[Data items]
=-=-=

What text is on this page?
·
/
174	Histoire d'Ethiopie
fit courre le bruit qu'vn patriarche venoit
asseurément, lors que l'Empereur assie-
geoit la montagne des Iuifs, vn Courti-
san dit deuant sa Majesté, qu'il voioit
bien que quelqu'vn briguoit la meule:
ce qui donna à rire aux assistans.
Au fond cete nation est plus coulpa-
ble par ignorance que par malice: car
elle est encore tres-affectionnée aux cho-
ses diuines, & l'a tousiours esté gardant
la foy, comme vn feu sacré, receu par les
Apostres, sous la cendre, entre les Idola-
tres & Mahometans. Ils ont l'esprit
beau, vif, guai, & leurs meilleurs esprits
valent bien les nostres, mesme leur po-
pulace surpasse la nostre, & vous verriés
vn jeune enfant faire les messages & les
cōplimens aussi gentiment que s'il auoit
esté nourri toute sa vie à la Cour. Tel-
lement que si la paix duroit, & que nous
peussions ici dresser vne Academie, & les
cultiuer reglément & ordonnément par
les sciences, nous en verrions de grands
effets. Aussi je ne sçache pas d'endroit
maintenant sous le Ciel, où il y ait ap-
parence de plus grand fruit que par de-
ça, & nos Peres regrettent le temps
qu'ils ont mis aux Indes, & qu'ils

=-=-=

Output each entry precisely as given.

Task solution:
What text is on this page?
·
/
174	Histoire d'Ethiopie
fit courre le bruit qu'vn patriarche venoit
asseurément, lors que l'Empereur assie-
geoit la montagne des Iuifs, vn Courti-
san dit deuant sa Majesté, qu'il voioit
bien que quelqu'vn briguoit la meule:
ce qui donna à rire aux assistans.
Au fond cete nation est plus coulpa-
ble par ignorance que par malice: car
elle est encore tres-affectionnée aux cho-
ses diuines, & l'a tousiours esté gardant
la foy, comme vn feu sacré, receu par les
Apostres, sous la cendre, entre les Idola-
tres & Mahometans. Ils ont l'esprit
beau, vif, guai, & leurs meilleurs esprits
valent bien les nostres, mesme leur po-
pulace surpasse la nostre, & vous verriés
vn jeune enfant faire les messages & les
cōplimens aussi gentiment que s'il auoit
esté nourri toute sa vie à la Cour. Tel-
lement que si la paix duroit, & que nous
peussions ici dresser vne Academie, & les
cultiuer reglément & ordonnément par
les sciences, nous en verrions de grands
effets. Aussi je ne sçache pas d'endroit
maintenant sous le Ciel, où il y ait ap-
parence de plus grand fruit que par de-
ça, & nos Peres regrettent le temps
qu'ils ont mis aux Indes, & qu'ils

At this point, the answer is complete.